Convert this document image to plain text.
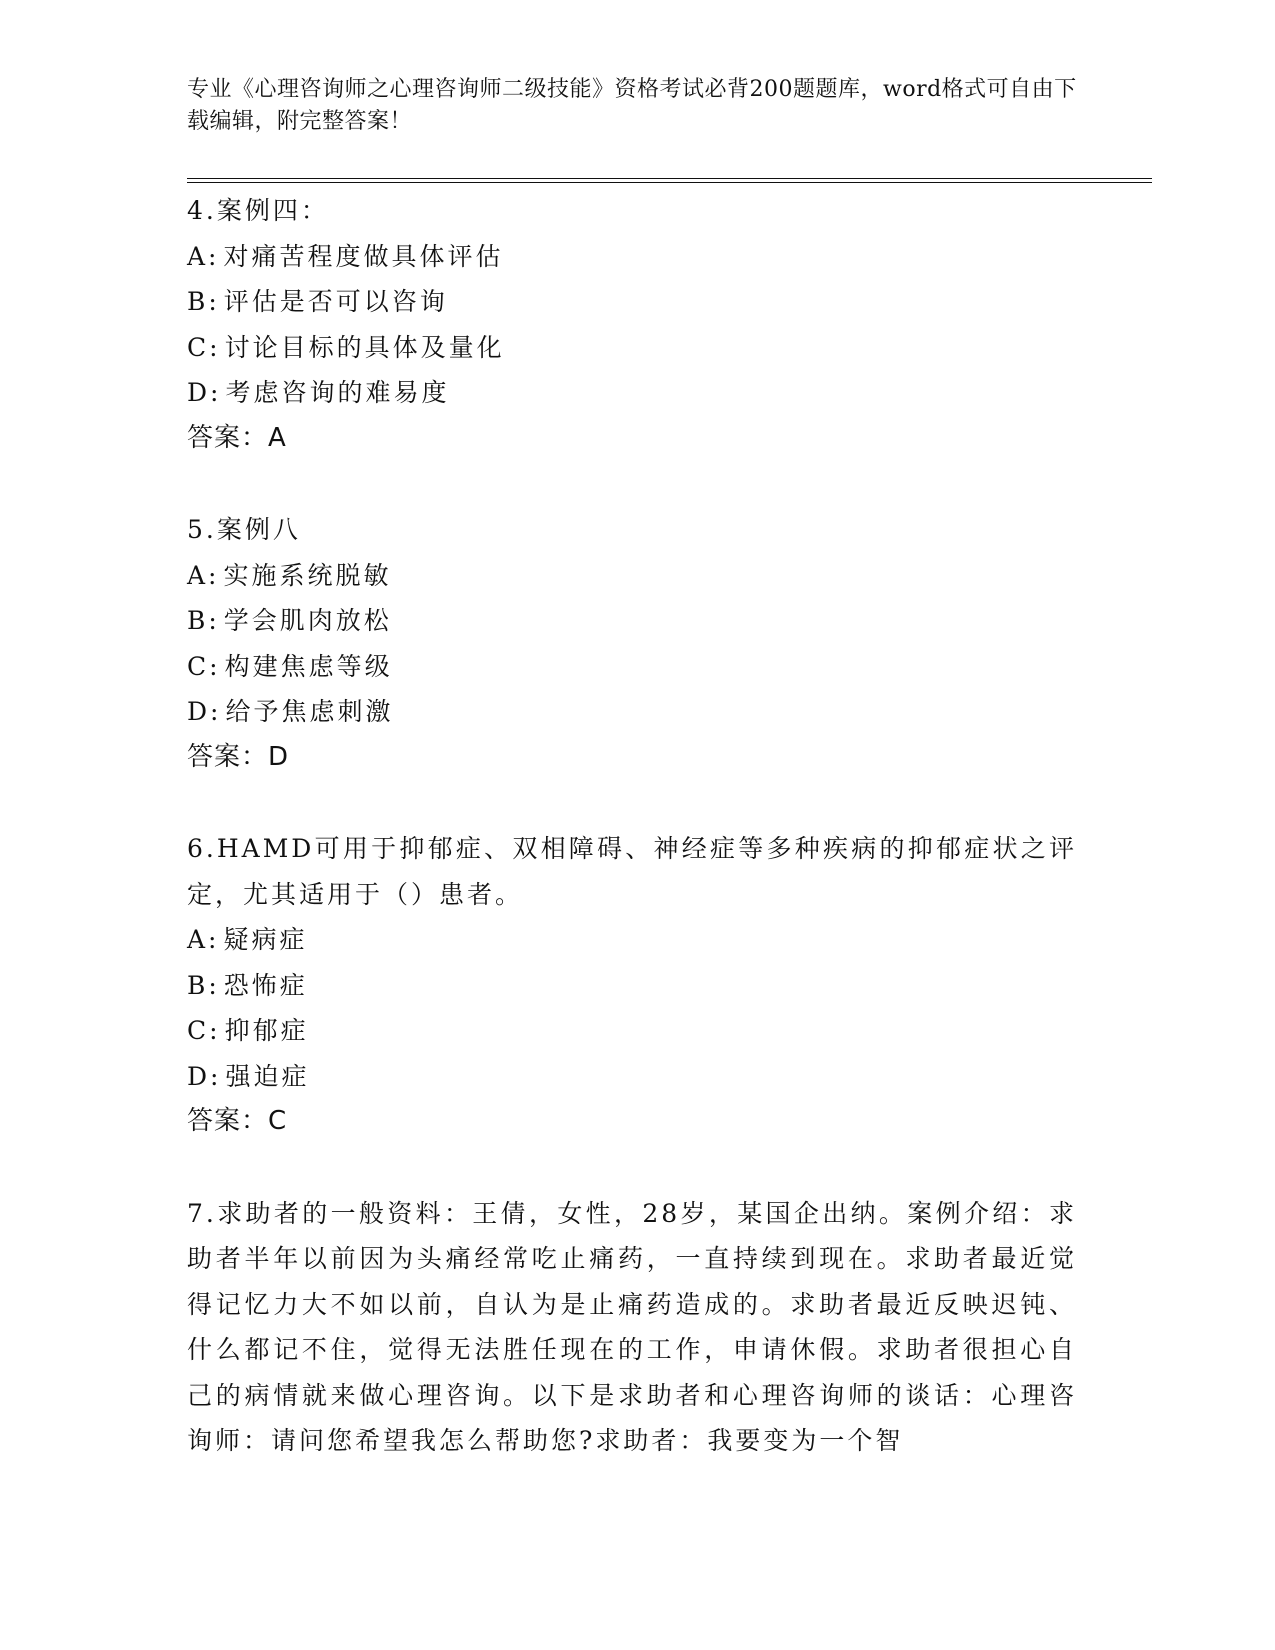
专业《心理咨询师之心理咨询师二级技能》资格考试必背200题题库，word格式可自由下载编辑，附完整答案！
4.案例四：
A: 对痛苦程度做具体评估
B: 评估是否可以咨询
C: 讨论目标的具体及量化
D: 考虑咨询的难易度
答案：A
5.案例八
A: 实施系统脱敏
B: 学会肌肉放松
C: 构建焦虑等级
D: 给予焦虑刺激
答案：D
6.HAMD可用于抑郁症、双相障碍、神经症等多种疾病的抑郁症状之评定，尤其适用于（）患者。
A: 疑病症
B: 恐怖症
C: 抑郁症
D: 强迫症
答案：C
7.求助者的一般资料：王倩，女性，28岁，某国企出纳。案例介绍：求助者半年以前因为头痛经常吃止痛药，一直持续到现在。求助者最近觉得记忆力大不如以前，自认为是止痛药造成的。求助者最近反映迟钝、什么都记不住，觉得无法胜任现在的工作，申请休假。求助者很担心自己的病情就来做心理咨询。以下是求助者和心理咨询师的谈话：心理咨询师：请问您希望我怎么帮助您?求助者：我要变为一个智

******

■ REQUEST ■
Repeat each line of the records above exactly, but do not copy the pictures.

■ SOLUTION TO THIS TASK ■
Convert this document image to plain text.
专业《心理咨询师之心理咨询师二级技能》资格考试必背200题题库，word格式可自由下载编辑，附完整答案！
4.案例四：
A: 对痛苦程度做具体评估
B: 评估是否可以咨询
C: 讨论目标的具体及量化
D: 考虑咨询的难易度
答案：A
5.案例八
A: 实施系统脱敏
B: 学会肌肉放松
C: 构建焦虑等级
D: 给予焦虑刺激
答案：D
6.HAMD可用于抑郁症、双相障碍、神经症等多种疾病的抑郁症状之评定，尤其适用于（）患者。
A: 疑病症
B: 恐怖症
C: 抑郁症
D: 强迫症
答案：C
7.求助者的一般资料：王倩，女性，28岁，某国企出纳。案例介绍：求助者半年以前因为头痛经常吃止痛药，一直持续到现在。求助者最近觉得记忆力大不如以前，自认为是止痛药造成的。求助者最近反映迟钝、什么都记不住，觉得无法胜任现在的工作，申请休假。求助者很担心自己的病情就来做心理咨询。以下是求助者和心理咨询师的谈话：心理咨询师：请问您希望我怎么帮助您?求助者：我要变为一个智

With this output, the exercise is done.